### Data for this task ###

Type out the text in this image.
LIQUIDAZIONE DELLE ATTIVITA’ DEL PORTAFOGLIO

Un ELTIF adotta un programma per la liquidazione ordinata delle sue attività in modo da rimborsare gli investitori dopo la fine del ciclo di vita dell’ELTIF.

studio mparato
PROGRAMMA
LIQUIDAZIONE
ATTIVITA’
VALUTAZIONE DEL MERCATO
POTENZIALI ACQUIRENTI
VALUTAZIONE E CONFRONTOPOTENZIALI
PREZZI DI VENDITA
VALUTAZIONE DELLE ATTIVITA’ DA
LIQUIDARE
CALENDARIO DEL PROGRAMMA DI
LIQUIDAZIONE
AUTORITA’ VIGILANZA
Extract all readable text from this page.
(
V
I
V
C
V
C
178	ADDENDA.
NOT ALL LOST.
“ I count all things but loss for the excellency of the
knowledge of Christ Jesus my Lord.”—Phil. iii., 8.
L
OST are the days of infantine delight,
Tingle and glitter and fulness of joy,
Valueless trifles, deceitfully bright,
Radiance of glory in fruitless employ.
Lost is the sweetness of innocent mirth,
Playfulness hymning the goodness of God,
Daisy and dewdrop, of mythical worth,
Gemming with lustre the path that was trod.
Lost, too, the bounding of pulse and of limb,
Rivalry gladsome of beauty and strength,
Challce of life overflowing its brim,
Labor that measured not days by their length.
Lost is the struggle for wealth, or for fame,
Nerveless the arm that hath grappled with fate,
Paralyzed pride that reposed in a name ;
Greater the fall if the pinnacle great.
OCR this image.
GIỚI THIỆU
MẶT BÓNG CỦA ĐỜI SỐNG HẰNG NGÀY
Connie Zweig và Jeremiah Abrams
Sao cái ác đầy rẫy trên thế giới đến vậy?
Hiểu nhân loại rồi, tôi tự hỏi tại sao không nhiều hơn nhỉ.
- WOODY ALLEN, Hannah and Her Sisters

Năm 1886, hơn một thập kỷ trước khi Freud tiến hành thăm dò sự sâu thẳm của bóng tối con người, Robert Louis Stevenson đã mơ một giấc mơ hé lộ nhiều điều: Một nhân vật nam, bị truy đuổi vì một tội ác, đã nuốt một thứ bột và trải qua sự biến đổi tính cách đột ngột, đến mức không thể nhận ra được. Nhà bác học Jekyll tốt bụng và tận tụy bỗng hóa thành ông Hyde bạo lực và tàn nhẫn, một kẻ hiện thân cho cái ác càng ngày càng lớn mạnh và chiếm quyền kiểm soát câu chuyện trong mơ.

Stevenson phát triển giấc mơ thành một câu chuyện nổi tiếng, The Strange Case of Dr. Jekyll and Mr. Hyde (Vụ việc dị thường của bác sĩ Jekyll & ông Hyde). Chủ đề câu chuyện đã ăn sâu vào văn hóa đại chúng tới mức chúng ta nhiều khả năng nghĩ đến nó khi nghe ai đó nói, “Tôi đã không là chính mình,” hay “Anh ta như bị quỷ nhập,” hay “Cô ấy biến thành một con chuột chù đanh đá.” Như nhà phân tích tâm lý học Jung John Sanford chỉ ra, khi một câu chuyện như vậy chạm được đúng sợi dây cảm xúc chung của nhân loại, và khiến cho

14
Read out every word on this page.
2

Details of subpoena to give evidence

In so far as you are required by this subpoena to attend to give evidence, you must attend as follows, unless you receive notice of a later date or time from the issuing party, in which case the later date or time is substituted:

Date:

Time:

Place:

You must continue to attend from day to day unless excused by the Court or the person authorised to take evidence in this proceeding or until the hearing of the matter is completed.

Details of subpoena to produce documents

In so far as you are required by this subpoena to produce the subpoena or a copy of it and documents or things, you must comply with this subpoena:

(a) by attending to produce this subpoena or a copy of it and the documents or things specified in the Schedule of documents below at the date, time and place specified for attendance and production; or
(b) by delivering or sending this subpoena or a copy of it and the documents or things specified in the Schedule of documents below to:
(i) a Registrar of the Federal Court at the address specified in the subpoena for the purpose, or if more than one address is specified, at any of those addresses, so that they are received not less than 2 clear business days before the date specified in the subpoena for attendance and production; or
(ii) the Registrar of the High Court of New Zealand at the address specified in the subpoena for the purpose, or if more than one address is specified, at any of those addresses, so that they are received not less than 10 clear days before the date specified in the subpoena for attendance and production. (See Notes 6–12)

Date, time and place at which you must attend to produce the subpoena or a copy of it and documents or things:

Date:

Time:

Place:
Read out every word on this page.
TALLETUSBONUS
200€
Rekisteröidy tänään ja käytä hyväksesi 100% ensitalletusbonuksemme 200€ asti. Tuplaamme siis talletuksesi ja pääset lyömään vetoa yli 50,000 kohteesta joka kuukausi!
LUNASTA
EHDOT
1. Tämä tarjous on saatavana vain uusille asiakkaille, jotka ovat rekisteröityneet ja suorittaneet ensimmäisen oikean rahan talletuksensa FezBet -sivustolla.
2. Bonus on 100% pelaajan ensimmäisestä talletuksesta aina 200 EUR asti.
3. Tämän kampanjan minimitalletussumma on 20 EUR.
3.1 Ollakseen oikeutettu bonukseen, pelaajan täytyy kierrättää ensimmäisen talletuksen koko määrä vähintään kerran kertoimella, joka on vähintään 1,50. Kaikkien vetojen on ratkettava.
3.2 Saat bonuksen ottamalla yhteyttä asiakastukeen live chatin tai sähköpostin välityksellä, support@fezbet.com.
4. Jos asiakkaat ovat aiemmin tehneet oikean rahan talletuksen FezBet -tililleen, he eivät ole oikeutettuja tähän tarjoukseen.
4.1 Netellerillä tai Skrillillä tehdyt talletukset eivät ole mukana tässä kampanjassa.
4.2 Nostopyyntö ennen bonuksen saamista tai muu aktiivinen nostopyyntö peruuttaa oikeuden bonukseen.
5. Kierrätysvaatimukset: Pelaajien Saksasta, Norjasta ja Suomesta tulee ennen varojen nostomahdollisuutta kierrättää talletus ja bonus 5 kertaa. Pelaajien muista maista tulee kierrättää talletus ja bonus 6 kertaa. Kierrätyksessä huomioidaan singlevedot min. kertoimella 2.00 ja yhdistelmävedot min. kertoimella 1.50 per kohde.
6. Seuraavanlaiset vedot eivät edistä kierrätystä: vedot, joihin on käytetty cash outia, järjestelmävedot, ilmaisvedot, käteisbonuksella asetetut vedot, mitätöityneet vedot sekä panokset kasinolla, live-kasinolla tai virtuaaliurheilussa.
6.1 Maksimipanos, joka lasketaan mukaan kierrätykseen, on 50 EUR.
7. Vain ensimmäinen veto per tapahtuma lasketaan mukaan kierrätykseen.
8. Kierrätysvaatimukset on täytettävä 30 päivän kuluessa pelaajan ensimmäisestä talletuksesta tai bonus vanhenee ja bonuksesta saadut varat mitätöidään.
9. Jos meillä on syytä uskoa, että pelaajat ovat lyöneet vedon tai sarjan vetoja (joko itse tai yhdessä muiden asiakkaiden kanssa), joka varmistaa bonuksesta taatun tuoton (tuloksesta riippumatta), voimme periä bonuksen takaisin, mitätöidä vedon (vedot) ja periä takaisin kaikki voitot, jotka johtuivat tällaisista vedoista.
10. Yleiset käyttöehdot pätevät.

###

The request: Copy out each line above, character for character.

Task answer:
Type out the text in this image.
LIQUIDAZIONE DELLE ATTIVITA’ DEL PORTAFOGLIO

Un ELTIF adotta un programma per la liquidazione ordinata delle sue attività in modo da rimborsare gli investitori dopo la fine del ciclo di vita dell’ELTIF.

studio mparato
PROGRAMMA
LIQUIDAZIONE
ATTIVITA’
VALUTAZIONE DEL MERCATO
POTENZIALI ACQUIRENTI
VALUTAZIONE E CONFRONTOPOTENZIALI
PREZZI DI VENDITA
VALUTAZIONE DELLE ATTIVITA’ DA
LIQUIDARE
CALENDARIO DEL PROGRAMMA DI
LIQUIDAZIONE
AUTORITA’ VIGILANZA
Extract all readable text from this page.
(
V
I
V
C
V
C
178	ADDENDA.
NOT ALL LOST.
“ I count all things but loss for the excellency of the
knowledge of Christ Jesus my Lord.”—Phil. iii., 8.
L
OST are the days of infantine delight,
Tingle and glitter and fulness of joy,
Valueless trifles, deceitfully bright,
Radiance of glory in fruitless employ.
Lost is the sweetness of innocent mirth,
Playfulness hymning the goodness of God,
Daisy and dewdrop, of mythical worth,
Gemming with lustre the path that was trod.
Lost, too, the bounding of pulse and of limb,
Rivalry gladsome of beauty and strength,
Challce of life overflowing its brim,
Labor that measured not days by their length.
Lost is the struggle for wealth, or for fame,
Nerveless the arm that hath grappled with fate,
Paralyzed pride that reposed in a name ;
Greater the fall if the pinnacle great.
OCR this image.
GIỚI THIỆU
MẶT BÓNG CỦA ĐỜI SỐNG HẰNG NGÀY
Connie Zweig và Jeremiah Abrams
Sao cái ác đầy rẫy trên thế giới đến vậy?
Hiểu nhân loại rồi, tôi tự hỏi tại sao không nhiều hơn nhỉ.
- WOODY ALLEN, Hannah and Her Sisters

Năm 1886, hơn một thập kỷ trước khi Freud tiến hành thăm dò sự sâu thẳm của bóng tối con người, Robert Louis Stevenson đã mơ một giấc mơ hé lộ nhiều điều: Một nhân vật nam, bị truy đuổi vì một tội ác, đã nuốt một thứ bột và trải qua sự biến đổi tính cách đột ngột, đến mức không thể nhận ra được. Nhà bác học Jekyll tốt bụng và tận tụy bỗng hóa thành ông Hyde bạo lực và tàn nhẫn, một kẻ hiện thân cho cái ác càng ngày càng lớn mạnh và chiếm quyền kiểm soát câu chuyện trong mơ.

Stevenson phát triển giấc mơ thành một câu chuyện nổi tiếng, The Strange Case of Dr. Jekyll and Mr. Hyde (Vụ việc dị thường của bác sĩ Jekyll & ông Hyde). Chủ đề câu chuyện đã ăn sâu vào văn hóa đại chúng tới mức chúng ta nhiều khả năng nghĩ đến nó khi nghe ai đó nói, “Tôi đã không là chính mình,” hay “Anh ta như bị quỷ nhập,” hay “Cô ấy biến thành một con chuột chù đanh đá.” Như nhà phân tích tâm lý học Jung John Sanford chỉ ra, khi một câu chuyện như vậy chạm được đúng sợi dây cảm xúc chung của nhân loại, và khiến cho

14
Read out every word on this page.
2

Details of subpoena to give evidence

In so far as you are required by this subpoena to attend to give evidence, you must attend as follows, unless you receive notice of a later date or time from the issuing party, in which case the later date or time is substituted:

Date:

Time:

Place:

You must continue to attend from day to day unless excused by the Court or the person authorised to take evidence in this proceeding or until the hearing of the matter is completed.

Details of subpoena to produce documents

In so far as you are required by this subpoena to produce the subpoena or a copy of it and documents or things, you must comply with this subpoena:

(a) by attending to produce this subpoena or a copy of it and the documents or things specified in the Schedule of documents below at the date, time and place specified for attendance and production; or
(b) by delivering or sending this subpoena or a copy of it and the documents or things specified in the Schedule of documents below to:
(i) a Registrar of the Federal Court at the address specified in the subpoena for the purpose, or if more than one address is specified, at any of those addresses, so that they are received not less than 2 clear business days before the date specified in the subpoena for attendance and production; or
(ii) the Registrar of the High Court of New Zealand at the address specified in the subpoena for the purpose, or if more than one address is specified, at any of those addresses, so that they are received not less than 10 clear days before the date specified in the subpoena for attendance and production. (See Notes 6–12)

Date, time and place at which you must attend to produce the subpoena or a copy of it and documents or things:

Date:

Time:

Place:
Read out every word on this page.
TALLETUSBONUS
200€
Rekisteröidy tänään ja käytä hyväksesi 100% ensitalletusbonuksemme 200€ asti. Tuplaamme siis talletuksesi ja pääset lyömään vetoa yli 50,000 kohteesta joka kuukausi!
LUNASTA
EHDOT
1. Tämä tarjous on saatavana vain uusille asiakkaille, jotka ovat rekisteröityneet ja suorittaneet ensimmäisen oikean rahan talletuksensa FezBet -sivustolla.
2. Bonus on 100% pelaajan ensimmäisestä talletuksesta aina 200 EUR asti.
3. Tämän kampanjan minimitalletussumma on 20 EUR.
3.1 Ollakseen oikeutettu bonukseen, pelaajan täytyy kierrättää ensimmäisen talletuksen koko määrä vähintään kerran kertoimella, joka on vähintään 1,50. Kaikkien vetojen on ratkettava.
3.2 Saat bonuksen ottamalla yhteyttä asiakastukeen live chatin tai sähköpostin välityksellä, support@fezbet.com.
4. Jos asiakkaat ovat aiemmin tehneet oikean rahan talletuksen FezBet -tililleen, he eivät ole oikeutettuja tähän tarjoukseen.
4.1 Netellerillä tai Skrillillä tehdyt talletukset eivät ole mukana tässä kampanjassa.
4.2 Nostopyyntö ennen bonuksen saamista tai muu aktiivinen nostopyyntö peruuttaa oikeuden bonukseen.
5. Kierrätysvaatimukset: Pelaajien Saksasta, Norjasta ja Suomesta tulee ennen varojen nostomahdollisuutta kierrättää talletus ja bonus 5 kertaa. Pelaajien muista maista tulee kierrättää talletus ja bonus 6 kertaa. Kierrätyksessä huomioidaan singlevedot min. kertoimella 2.00 ja yhdistelmävedot min. kertoimella 1.50 per kohde.
6. Seuraavanlaiset vedot eivät edistä kierrätystä: vedot, joihin on käytetty cash outia, järjestelmävedot, ilmaisvedot, käteisbonuksella asetetut vedot, mitätöityneet vedot sekä panokset kasinolla, live-kasinolla tai virtuaaliurheilussa.
6.1 Maksimipanos, joka lasketaan mukaan kierrätykseen, on 50 EUR.
7. Vain ensimmäinen veto per tapahtuma lasketaan mukaan kierrätykseen.
8. Kierrätysvaatimukset on täytettävä 30 päivän kuluessa pelaajan ensimmäisestä talletuksesta tai bonus vanhenee ja bonuksesta saadut varat mitätöidään.
9. Jos meillä on syytä uskoa, että pelaajat ovat lyöneet vedon tai sarjan vetoja (joko itse tai yhdessä muiden asiakkaiden kanssa), joka varmistaa bonuksesta taatun tuoton (tuloksesta riippumatta), voimme periä bonuksen takaisin, mitätöidä vedon (vedot) ja periä takaisin kaikki voitot, jotka johtuivat tällaisista vedoista.
10. Yleiset käyttöehdot pätevät.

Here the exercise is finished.